__EXERCISE__. The entire listing is to be repeated verbatim.
==== DATASET EXCERPTS ====
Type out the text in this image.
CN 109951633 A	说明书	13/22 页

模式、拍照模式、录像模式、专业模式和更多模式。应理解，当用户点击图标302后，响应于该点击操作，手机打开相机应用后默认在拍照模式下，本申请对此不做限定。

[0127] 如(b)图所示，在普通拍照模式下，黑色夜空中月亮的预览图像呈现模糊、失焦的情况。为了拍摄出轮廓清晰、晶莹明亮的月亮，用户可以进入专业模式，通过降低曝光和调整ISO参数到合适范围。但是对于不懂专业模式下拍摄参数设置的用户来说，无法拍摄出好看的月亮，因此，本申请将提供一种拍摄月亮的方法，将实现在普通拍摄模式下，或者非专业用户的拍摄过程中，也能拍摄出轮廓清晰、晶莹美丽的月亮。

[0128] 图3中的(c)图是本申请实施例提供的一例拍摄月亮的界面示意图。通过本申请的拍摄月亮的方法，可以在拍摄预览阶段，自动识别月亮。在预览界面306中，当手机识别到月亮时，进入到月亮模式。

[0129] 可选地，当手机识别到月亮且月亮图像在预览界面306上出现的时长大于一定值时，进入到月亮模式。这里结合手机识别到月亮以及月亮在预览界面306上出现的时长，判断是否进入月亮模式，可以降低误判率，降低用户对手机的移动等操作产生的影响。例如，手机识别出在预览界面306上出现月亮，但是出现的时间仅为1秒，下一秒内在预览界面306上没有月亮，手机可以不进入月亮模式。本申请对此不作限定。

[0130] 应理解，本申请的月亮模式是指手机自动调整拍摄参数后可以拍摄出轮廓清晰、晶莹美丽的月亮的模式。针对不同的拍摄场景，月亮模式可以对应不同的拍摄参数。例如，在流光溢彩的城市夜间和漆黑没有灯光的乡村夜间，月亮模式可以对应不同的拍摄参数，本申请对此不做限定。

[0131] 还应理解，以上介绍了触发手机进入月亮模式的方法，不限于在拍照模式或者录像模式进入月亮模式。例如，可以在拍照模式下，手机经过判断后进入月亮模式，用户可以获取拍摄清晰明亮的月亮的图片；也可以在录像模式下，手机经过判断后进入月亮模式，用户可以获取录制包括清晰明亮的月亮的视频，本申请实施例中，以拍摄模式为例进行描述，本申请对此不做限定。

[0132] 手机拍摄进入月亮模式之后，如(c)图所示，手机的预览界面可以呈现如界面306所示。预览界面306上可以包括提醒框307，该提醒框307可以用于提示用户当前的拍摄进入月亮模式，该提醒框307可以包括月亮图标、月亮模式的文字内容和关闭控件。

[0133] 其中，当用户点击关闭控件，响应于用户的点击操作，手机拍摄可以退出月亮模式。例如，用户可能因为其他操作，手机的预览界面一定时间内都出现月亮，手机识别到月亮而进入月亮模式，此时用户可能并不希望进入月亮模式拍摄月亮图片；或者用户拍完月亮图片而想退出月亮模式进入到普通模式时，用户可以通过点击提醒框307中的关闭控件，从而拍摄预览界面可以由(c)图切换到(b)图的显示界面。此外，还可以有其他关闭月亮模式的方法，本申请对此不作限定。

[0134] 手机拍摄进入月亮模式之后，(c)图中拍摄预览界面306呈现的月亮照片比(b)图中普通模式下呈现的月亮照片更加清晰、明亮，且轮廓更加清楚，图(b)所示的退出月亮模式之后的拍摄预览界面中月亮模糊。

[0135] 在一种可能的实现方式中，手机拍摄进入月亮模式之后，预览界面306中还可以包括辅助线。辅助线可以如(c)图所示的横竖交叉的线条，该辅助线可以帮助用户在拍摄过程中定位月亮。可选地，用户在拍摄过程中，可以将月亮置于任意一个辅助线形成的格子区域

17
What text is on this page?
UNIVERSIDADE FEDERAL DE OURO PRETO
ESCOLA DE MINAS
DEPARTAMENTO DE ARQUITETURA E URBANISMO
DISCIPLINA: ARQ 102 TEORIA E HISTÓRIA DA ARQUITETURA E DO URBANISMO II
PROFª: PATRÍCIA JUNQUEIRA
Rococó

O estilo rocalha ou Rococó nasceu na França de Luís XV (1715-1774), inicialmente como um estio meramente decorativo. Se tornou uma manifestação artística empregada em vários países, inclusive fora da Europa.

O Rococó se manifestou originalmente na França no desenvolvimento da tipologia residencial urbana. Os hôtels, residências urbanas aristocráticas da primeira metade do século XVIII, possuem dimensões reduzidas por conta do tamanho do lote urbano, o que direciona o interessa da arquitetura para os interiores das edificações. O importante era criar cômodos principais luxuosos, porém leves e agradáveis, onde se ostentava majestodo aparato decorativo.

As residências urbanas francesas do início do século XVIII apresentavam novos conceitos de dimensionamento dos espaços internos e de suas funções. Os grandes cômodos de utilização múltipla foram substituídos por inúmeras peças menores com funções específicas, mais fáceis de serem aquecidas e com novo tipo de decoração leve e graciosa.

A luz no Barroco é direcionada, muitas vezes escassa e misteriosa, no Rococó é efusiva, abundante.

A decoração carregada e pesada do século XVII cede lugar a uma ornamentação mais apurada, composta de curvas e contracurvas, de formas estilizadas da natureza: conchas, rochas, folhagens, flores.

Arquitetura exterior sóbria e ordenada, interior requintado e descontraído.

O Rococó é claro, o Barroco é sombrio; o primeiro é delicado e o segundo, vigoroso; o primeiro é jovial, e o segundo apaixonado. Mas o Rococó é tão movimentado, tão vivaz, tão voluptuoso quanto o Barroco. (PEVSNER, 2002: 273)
====
__WRITTEN RESPONSE__.
Type out the text in this image.
CN 109951633 A	说明书	13/22 页

模式、拍照模式、录像模式、专业模式和更多模式。应理解，当用户点击图标302后，响应于该点击操作，手机打开相机应用后默认在拍照模式下，本申请对此不做限定。

[0127] 如(b)图所示，在普通拍照模式下，黑色夜空中月亮的预览图像呈现模糊、失焦的情况。为了拍摄出轮廓清晰、晶莹明亮的月亮，用户可以进入专业模式，通过降低曝光和调整ISO参数到合适范围。但是对于不懂专业模式下拍摄参数设置的用户来说，无法拍摄出好看的月亮，因此，本申请将提供一种拍摄月亮的方法，将实现在普通拍摄模式下，或者非专业用户的拍摄过程中，也能拍摄出轮廓清晰、晶莹美丽的月亮。

[0128] 图3中的(c)图是本申请实施例提供的一例拍摄月亮的界面示意图。通过本申请的拍摄月亮的方法，可以在拍摄预览阶段，自动识别月亮。在预览界面306中，当手机识别到月亮时，进入到月亮模式。

[0129] 可选地，当手机识别到月亮且月亮图像在预览界面306上出现的时长大于一定值时，进入到月亮模式。这里结合手机识别到月亮以及月亮在预览界面306上出现的时长，判断是否进入月亮模式，可以降低误判率，降低用户对手机的移动等操作产生的影响。例如，手机识别出在预览界面306上出现月亮，但是出现的时间仅为1秒，下一秒内在预览界面306上没有月亮，手机可以不进入月亮模式。本申请对此不作限定。

[0130] 应理解，本申请的月亮模式是指手机自动调整拍摄参数后可以拍摄出轮廓清晰、晶莹美丽的月亮的模式。针对不同的拍摄场景，月亮模式可以对应不同的拍摄参数。例如，在流光溢彩的城市夜间和漆黑没有灯光的乡村夜间，月亮模式可以对应不同的拍摄参数，本申请对此不做限定。

[0131] 还应理解，以上介绍了触发手机进入月亮模式的方法，不限于在拍照模式或者录像模式进入月亮模式。例如，可以在拍照模式下，手机经过判断后进入月亮模式，用户可以获取拍摄清晰明亮的月亮的图片；也可以在录像模式下，手机经过判断后进入月亮模式，用户可以获取录制包括清晰明亮的月亮的视频，本申请实施例中，以拍摄模式为例进行描述，本申请对此不做限定。

[0132] 手机拍摄进入月亮模式之后，如(c)图所示，手机的预览界面可以呈现如界面306所示。预览界面306上可以包括提醒框307，该提醒框307可以用于提示用户当前的拍摄进入月亮模式，该提醒框307可以包括月亮图标、月亮模式的文字内容和关闭控件。

[0133] 其中，当用户点击关闭控件，响应于用户的点击操作，手机拍摄可以退出月亮模式。例如，用户可能因为其他操作，手机的预览界面一定时间内都出现月亮，手机识别到月亮而进入月亮模式，此时用户可能并不希望进入月亮模式拍摄月亮图片；或者用户拍完月亮图片而想退出月亮模式进入到普通模式时，用户可以通过点击提醒框307中的关闭控件，从而拍摄预览界面可以由(c)图切换到(b)图的显示界面。此外，还可以有其他关闭月亮模式的方法，本申请对此不作限定。

[0134] 手机拍摄进入月亮模式之后，(c)图中拍摄预览界面306呈现的月亮照片比(b)图中普通模式下呈现的月亮照片更加清晰、明亮，且轮廓更加清楚，图(b)所示的退出月亮模式之后的拍摄预览界面中月亮模糊。

[0135] 在一种可能的实现方式中，手机拍摄进入月亮模式之后，预览界面306中还可以包括辅助线。辅助线可以如(c)图所示的横竖交叉的线条，该辅助线可以帮助用户在拍摄过程中定位月亮。可选地，用户在拍摄过程中，可以将月亮置于任意一个辅助线形成的格子区域

17
What text is on this page?
UNIVERSIDADE FEDERAL DE OURO PRETO
ESCOLA DE MINAS
DEPARTAMENTO DE ARQUITETURA E URBANISMO
DISCIPLINA: ARQ 102 TEORIA E HISTÓRIA DA ARQUITETURA E DO URBANISMO II
PROFª: PATRÍCIA JUNQUEIRA
Rococó

O estilo rocalha ou Rococó nasceu na França de Luís XV (1715-1774), inicialmente como um estio meramente decorativo. Se tornou uma manifestação artística empregada em vários países, inclusive fora da Europa.

O Rococó se manifestou originalmente na França no desenvolvimento da tipologia residencial urbana. Os hôtels, residências urbanas aristocráticas da primeira metade do século XVIII, possuem dimensões reduzidas por conta do tamanho do lote urbano, o que direciona o interessa da arquitetura para os interiores das edificações. O importante era criar cômodos principais luxuosos, porém leves e agradáveis, onde se ostentava majestodo aparato decorativo.

As residências urbanas francesas do início do século XVIII apresentavam novos conceitos de dimensionamento dos espaços internos e de suas funções. Os grandes cômodos de utilização múltipla foram substituídos por inúmeras peças menores com funções específicas, mais fáceis de serem aquecidas e com novo tipo de decoração leve e graciosa.

A luz no Barroco é direcionada, muitas vezes escassa e misteriosa, no Rococó é efusiva, abundante.

A decoração carregada e pesada do século XVII cede lugar a uma ornamentação mais apurada, composta de curvas e contracurvas, de formas estilizadas da natureza: conchas, rochas, folhagens, flores.

Arquitetura exterior sóbria e ordenada, interior requintado e descontraído.

O Rococó é claro, o Barroco é sombrio; o primeiro é delicado e o segundo, vigoroso; o primeiro é jovial, e o segundo apaixonado. Mas o Rococó é tão movimentado, tão vivaz, tão voluptuoso quanto o Barroco. (PEVSNER, 2002: 273)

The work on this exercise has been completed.